Stored data:
--- Begin ---

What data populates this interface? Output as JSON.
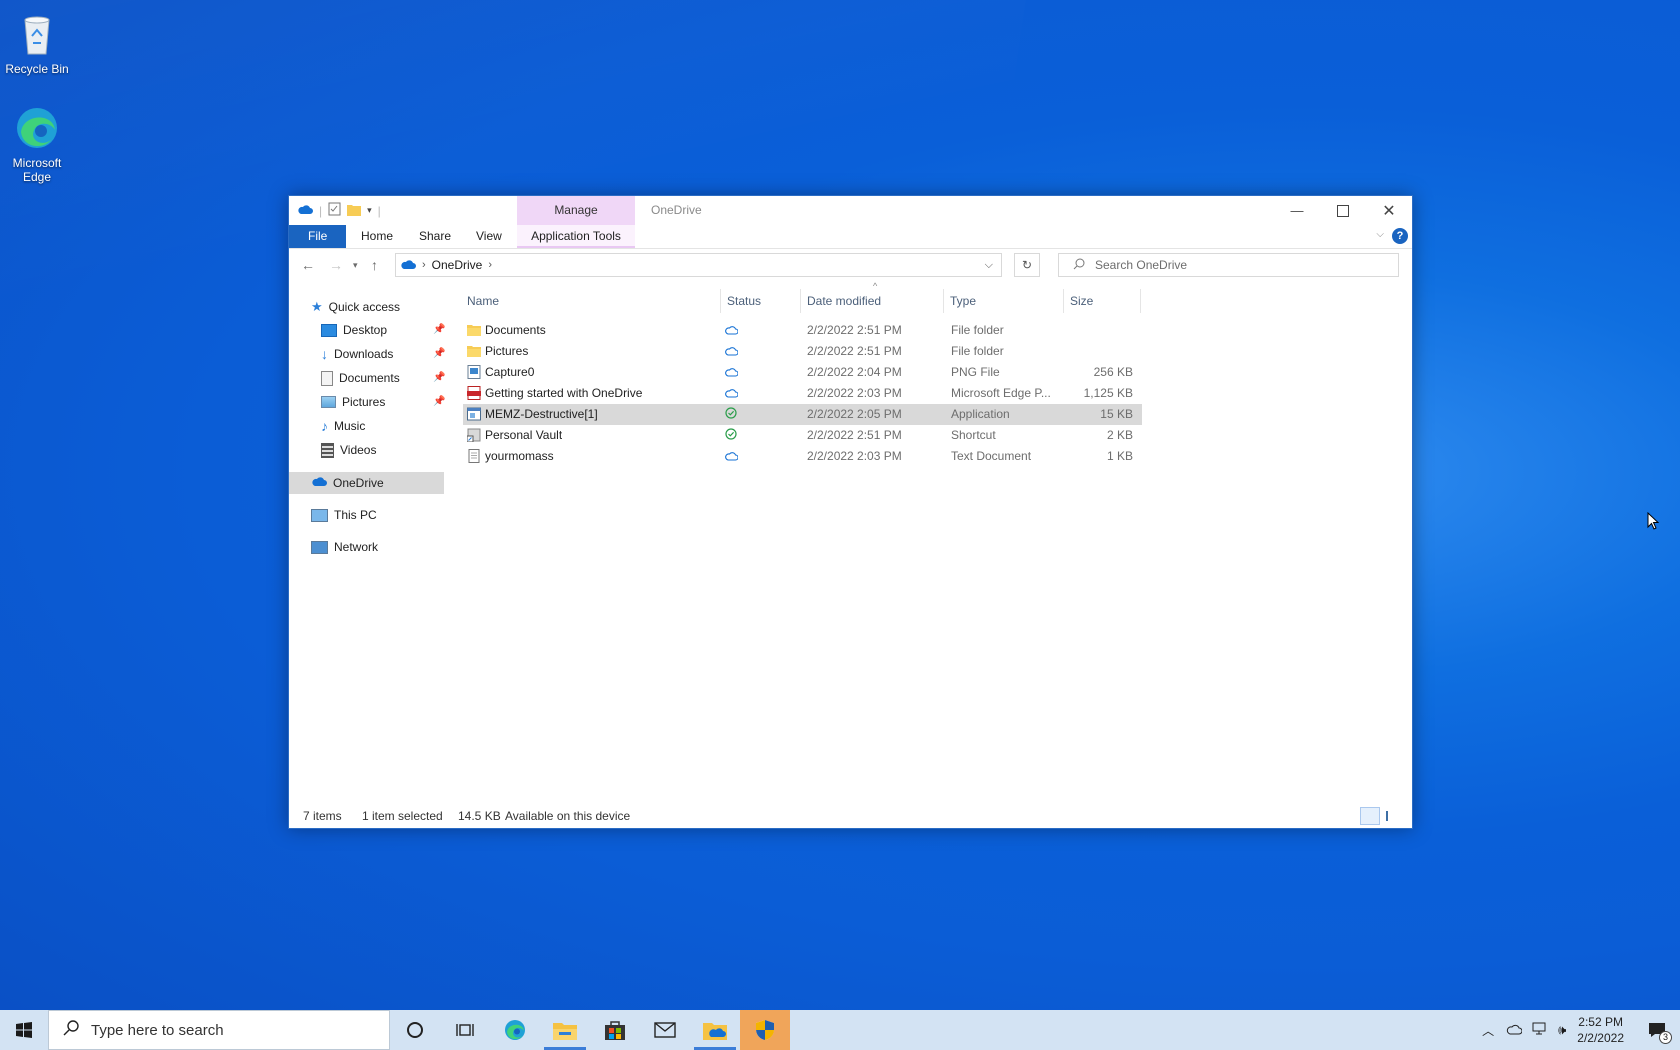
{
  "desktop": {
    "icons": [
      {
        "label": "Recycle Bin",
        "icon": "recycle-bin-icon"
      },
      {
        "label": "Microsoft Edge",
        "icon": "edge-icon"
      }
    ]
  },
  "window": {
    "title": "OneDrive",
    "contextual_tab_group": "Manage",
    "ribbon_tabs": [
      "File",
      "Home",
      "Share",
      "View",
      "Application Tools"
    ],
    "address": {
      "crumbs": [
        "OneDrive"
      ]
    },
    "search": {
      "placeholder": "Search OneDrive"
    },
    "nav": {
      "quick_access": "Quick access",
      "items": [
        {
          "label": "Desktop",
          "pinned": true
        },
        {
          "label": "Downloads",
          "pinned": true
        },
        {
          "label": "Documents",
          "pinned": true
        },
        {
          "label": "Pictures",
          "pinned": true
        },
        {
          "label": "Music",
          "pinned": false
        },
        {
          "label": "Videos",
          "pinned": false
        }
      ],
      "onedrive": "OneDrive",
      "this_pc": "This PC",
      "network": "Network"
    },
    "columns": {
      "name": "Name",
      "status": "Status",
      "date": "Date modified",
      "type": "Type",
      "size": "Size"
    },
    "files": [
      {
        "name": "Documents",
        "status": "cloud",
        "date": "2/2/2022 2:51 PM",
        "type": "File folder",
        "size": "",
        "icon": "folder-icon"
      },
      {
        "name": "Pictures",
        "status": "cloud",
        "date": "2/2/2022 2:51 PM",
        "type": "File folder",
        "size": "",
        "icon": "folder-icon"
      },
      {
        "name": "Capture0",
        "status": "cloud",
        "date": "2/2/2022 2:04 PM",
        "type": "PNG File",
        "size": "256 KB",
        "icon": "image-file-icon"
      },
      {
        "name": "Getting started with OneDrive",
        "status": "cloud",
        "date": "2/2/2022 2:03 PM",
        "type": "Microsoft Edge P...",
        "size": "1,125 KB",
        "icon": "pdf-file-icon"
      },
      {
        "name": "MEMZ-Destructive[1]",
        "status": "available",
        "date": "2/2/2022 2:05 PM",
        "type": "Application",
        "size": "15 KB",
        "icon": "application-icon"
      },
      {
        "name": "Personal Vault",
        "status": "available",
        "date": "2/2/2022 2:51 PM",
        "type": "Shortcut",
        "size": "2 KB",
        "icon": "shortcut-icon"
      },
      {
        "name": "yourmomass",
        "status": "cloud",
        "date": "2/2/2022 2:03 PM",
        "type": "Text Document",
        "size": "1 KB",
        "icon": "text-file-icon"
      }
    ],
    "selected_index": 4,
    "status_bar": {
      "count": "7 items",
      "selection": "1 item selected",
      "size": "14.5 KB",
      "availability": "Available on this device"
    }
  },
  "taskbar": {
    "search_placeholder": "Type here to search",
    "time": "2:52 PM",
    "date": "2/2/2022",
    "notification_count": "3"
  }
}
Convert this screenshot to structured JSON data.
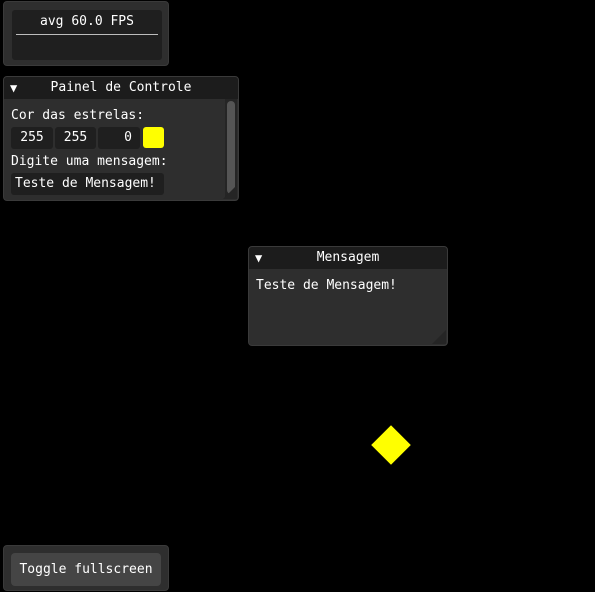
{
  "fps_window": {
    "fps_text": "avg 60.0 FPS"
  },
  "control_panel": {
    "title": "Painel de Controle",
    "color_label": "Cor das estrelas:",
    "color_values": [
      "255",
      "255",
      "0"
    ],
    "swatch_color": "#ffff00",
    "message_label": "Digite uma mensagem:",
    "message_value": "Teste de Mensagem!"
  },
  "message_window": {
    "title": "Mensagem",
    "body": "Teste de Mensagem!"
  },
  "star": {
    "color": "#ffff00"
  },
  "fullscreen_window": {
    "button_label": "Toggle fullscreen"
  },
  "icons": {
    "collapse": "triangle-down-icon"
  }
}
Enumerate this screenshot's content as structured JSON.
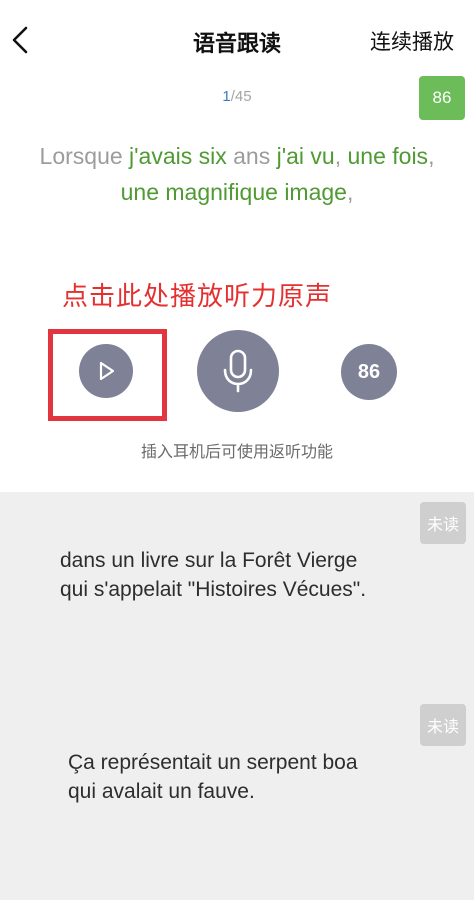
{
  "header": {
    "title": "语音跟读",
    "continuous_label": "连续播放"
  },
  "current": {
    "index": "1",
    "total": "45",
    "score_badge": "86",
    "words": [
      {
        "t": "Lorsque ",
        "c": "gray"
      },
      {
        "t": "j'avais ",
        "c": "green"
      },
      {
        "t": "six ",
        "c": "green"
      },
      {
        "t": "ans ",
        "c": "gray"
      },
      {
        "t": "j'ai ",
        "c": "green"
      },
      {
        "t": "vu",
        "c": "green"
      },
      {
        "t": ", ",
        "c": "gray"
      },
      {
        "t": "une ",
        "c": "green"
      },
      {
        "t": "fois",
        "c": "green"
      },
      {
        "t": ", ",
        "c": "gray"
      },
      {
        "t": "une ",
        "c": "green"
      },
      {
        "t": "magnifique ",
        "c": "green"
      },
      {
        "t": "image",
        "c": "green"
      },
      {
        "t": ",",
        "c": "gray"
      }
    ],
    "hint": "点击此处播放听力原声",
    "score_circle": "86",
    "earphone_note": "插入耳机后可使用返听功能"
  },
  "sentences": [
    {
      "status": "未读",
      "line1": "dans un livre sur la Forêt Vierge",
      "line2": "qui s'appelait \"Histoires Vécues\"."
    },
    {
      "status": "未读",
      "line1": "Ça représentait un serpent boa",
      "line2": "qui avalait un fauve."
    }
  ],
  "colors": {
    "green": "#4f9a32",
    "gray_word": "#9c9c9c",
    "badge_green": "#6cbc59",
    "control_gray": "#7f8197",
    "highlight_red": "#e2353f"
  },
  "icons": [
    "back-chevron-icon",
    "play-icon",
    "microphone-icon"
  ]
}
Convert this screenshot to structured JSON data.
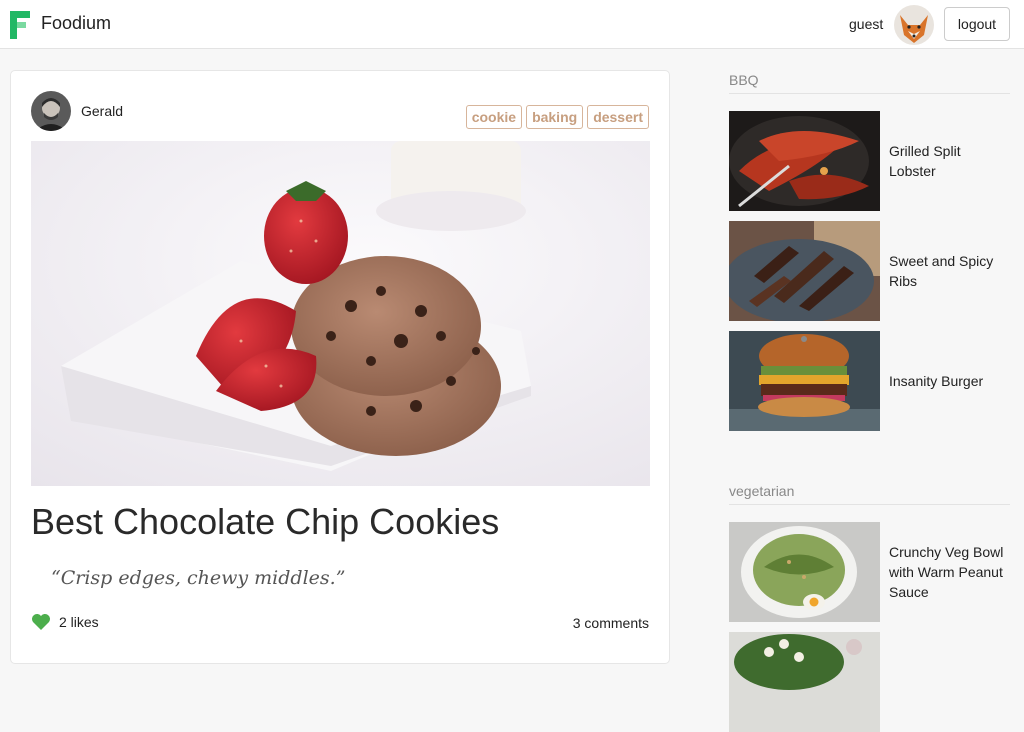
{
  "header": {
    "brand": "Foodium",
    "logo_icon": "foodium-logo-icon",
    "brand_color": "#1fa65a",
    "username": "guest",
    "logout_label": "logout"
  },
  "post": {
    "author": "Gerald",
    "tags": [
      "cookie",
      "baking",
      "dessert"
    ],
    "title": "Best Chocolate Chip Cookies",
    "quote": "“Crisp edges, chewy middles.”",
    "likes": "2 likes",
    "comments": "3 comments",
    "like_color": "#4cae4c",
    "tag_color": "#c79f80"
  },
  "sidebar": {
    "sections": [
      {
        "heading": "BBQ",
        "items": [
          {
            "title": "Grilled Split Lobster"
          },
          {
            "title": "Sweet and Spicy Ribs"
          },
          {
            "title": "Insanity Burger"
          }
        ]
      },
      {
        "heading": "vegetarian",
        "items": [
          {
            "title": "Crunchy Veg Bowl with Warm Peanut Sauce"
          },
          {
            "title": ""
          }
        ]
      }
    ]
  }
}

--- End ---

* [Directions for this task]:
Omitting all images, print the listing exactly.

* [Written response]:
What data populates this interface? Output as JSON.
{
  "desktop": {
    "icons": [
      {
        "label": "Recycle Bin",
        "icon": "recycle-bin-icon"
      },
      {
        "label": "Microsoft Edge",
        "icon": "edge-icon"
      }
    ]
  },
  "window": {
    "title": "OneDrive",
    "contextual_tab_group": "Manage",
    "ribbon_tabs": [
      "File",
      "Home",
      "Share",
      "View",
      "Application Tools"
    ],
    "address": {
      "crumbs": [
        "OneDrive"
      ]
    },
    "search": {
      "placeholder": "Search OneDrive"
    },
    "nav": {
      "quick_access": "Quick access",
      "items": [
        {
          "label": "Desktop",
          "pinned": true
        },
        {
          "label": "Downloads",
          "pinned": true
        },
        {
          "label": "Documents",
          "pinned": true
        },
        {
          "label": "Pictures",
          "pinned": true
        },
        {
          "label": "Music",
          "pinned": false
        },
        {
          "label": "Videos",
          "pinned": false
        }
      ],
      "onedrive": "OneDrive",
      "this_pc": "This PC",
      "network": "Network"
    },
    "columns": {
      "name": "Name",
      "status": "Status",
      "date": "Date modified",
      "type": "Type",
      "size": "Size"
    },
    "files": [
      {
        "name": "Documents",
        "status": "cloud",
        "date": "2/2/2022 2:51 PM",
        "type": "File folder",
        "size": "",
        "icon": "folder-icon"
      },
      {
        "name": "Pictures",
        "status": "cloud",
        "date": "2/2/2022 2:51 PM",
        "type": "File folder",
        "size": "",
        "icon": "folder-icon"
      },
      {
        "name": "Capture0",
        "status": "cloud",
        "date": "2/2/2022 2:04 PM",
        "type": "PNG File",
        "size": "256 KB",
        "icon": "image-file-icon"
      },
      {
        "name": "Getting started with OneDrive",
        "status": "cloud",
        "date": "2/2/2022 2:03 PM",
        "type": "Microsoft Edge P...",
        "size": "1,125 KB",
        "icon": "pdf-file-icon"
      },
      {
        "name": "MEMZ-Destructive[1]",
        "status": "available",
        "date": "2/2/2022 2:05 PM",
        "type": "Application",
        "size": "15 KB",
        "icon": "application-icon"
      },
      {
        "name": "Personal Vault",
        "status": "available",
        "date": "2/2/2022 2:51 PM",
        "type": "Shortcut",
        "size": "2 KB",
        "icon": "shortcut-icon"
      },
      {
        "name": "yourmomass",
        "status": "cloud",
        "date": "2/2/2022 2:03 PM",
        "type": "Text Document",
        "size": "1 KB",
        "icon": "text-file-icon"
      }
    ],
    "selected_index": 4,
    "status_bar": {
      "count": "7 items",
      "selection": "1 item selected",
      "size": "14.5 KB",
      "availability": "Available on this device"
    }
  },
  "taskbar": {
    "search_placeholder": "Type here to search",
    "time": "2:52 PM",
    "date": "2/2/2022",
    "notification_count": "3"
  }
}
Convert this screenshot to structured JSON data.
{
  "fps_window": {
    "fps_text": "avg 60.0 FPS"
  },
  "control_panel": {
    "title": "Painel de Controle",
    "color_label": "Cor das estrelas:",
    "color_values": [
      "255",
      "255",
      "0"
    ],
    "swatch_color": "#ffff00",
    "message_label": "Digite uma mensagem:",
    "message_value": "Teste de Mensagem!"
  },
  "message_window": {
    "title": "Mensagem",
    "body": "Teste de Mensagem!"
  },
  "star": {
    "color": "#ffff00"
  },
  "fullscreen_window": {
    "button_label": "Toggle fullscreen"
  },
  "icons": {
    "collapse": "triangle-down-icon"
  }
}
Enumerate this screenshot's content as structured JSON.
{
  "header": {
    "title": "语音跟读",
    "continuous_label": "连续播放"
  },
  "current": {
    "index": "1",
    "total": "45",
    "score_badge": "86",
    "words": [
      {
        "t": "Lorsque ",
        "c": "gray"
      },
      {
        "t": "j'avais ",
        "c": "green"
      },
      {
        "t": "six ",
        "c": "green"
      },
      {
        "t": "ans ",
        "c": "gray"
      },
      {
        "t": "j'ai ",
        "c": "green"
      },
      {
        "t": "vu",
        "c": "green"
      },
      {
        "t": ", ",
        "c": "gray"
      },
      {
        "t": "une ",
        "c": "green"
      },
      {
        "t": "fois",
        "c": "green"
      },
      {
        "t": ", ",
        "c": "gray"
      },
      {
        "t": "une ",
        "c": "green"
      },
      {
        "t": "magnifique ",
        "c": "green"
      },
      {
        "t": "image",
        "c": "green"
      },
      {
        "t": ",",
        "c": "gray"
      }
    ],
    "hint": "点击此处播放听力原声",
    "score_circle": "86",
    "earphone_note": "插入耳机后可使用返听功能"
  },
  "sentences": [
    {
      "status": "未读",
      "line1": "dans un livre sur la Forêt Vierge",
      "line2": "qui s'appelait \"Histoires Vécues\"."
    },
    {
      "status": "未读",
      "line1": "Ça représentait un serpent boa",
      "line2": "qui avalait un fauve."
    }
  ],
  "colors": {
    "green": "#4f9a32",
    "gray_word": "#9c9c9c",
    "badge_green": "#6cbc59",
    "control_gray": "#7f8197",
    "highlight_red": "#e2353f"
  },
  "icons": [
    "back-chevron-icon",
    "play-icon",
    "microphone-icon"
  ]
}
Convert this screenshot to structured JSON data.
{
  "header": {
    "brand": "Foodium",
    "logo_icon": "foodium-logo-icon",
    "brand_color": "#1fa65a",
    "username": "guest",
    "logout_label": "logout"
  },
  "post": {
    "author": "Gerald",
    "tags": [
      "cookie",
      "baking",
      "dessert"
    ],
    "title": "Best Chocolate Chip Cookies",
    "quote": "“Crisp edges, chewy middles.”",
    "likes": "2 likes",
    "comments": "3 comments",
    "like_color": "#4cae4c",
    "tag_color": "#c79f80"
  },
  "sidebar": {
    "sections": [
      {
        "heading": "BBQ",
        "items": [
          {
            "title": "Grilled Split Lobster"
          },
          {
            "title": "Sweet and Spicy Ribs"
          },
          {
            "title": "Insanity Burger"
          }
        ]
      },
      {
        "heading": "vegetarian",
        "items": [
          {
            "title": "Crunchy Veg Bowl with Warm Peanut Sauce"
          },
          {
            "title": ""
          }
        ]
      }
    ]
  }
}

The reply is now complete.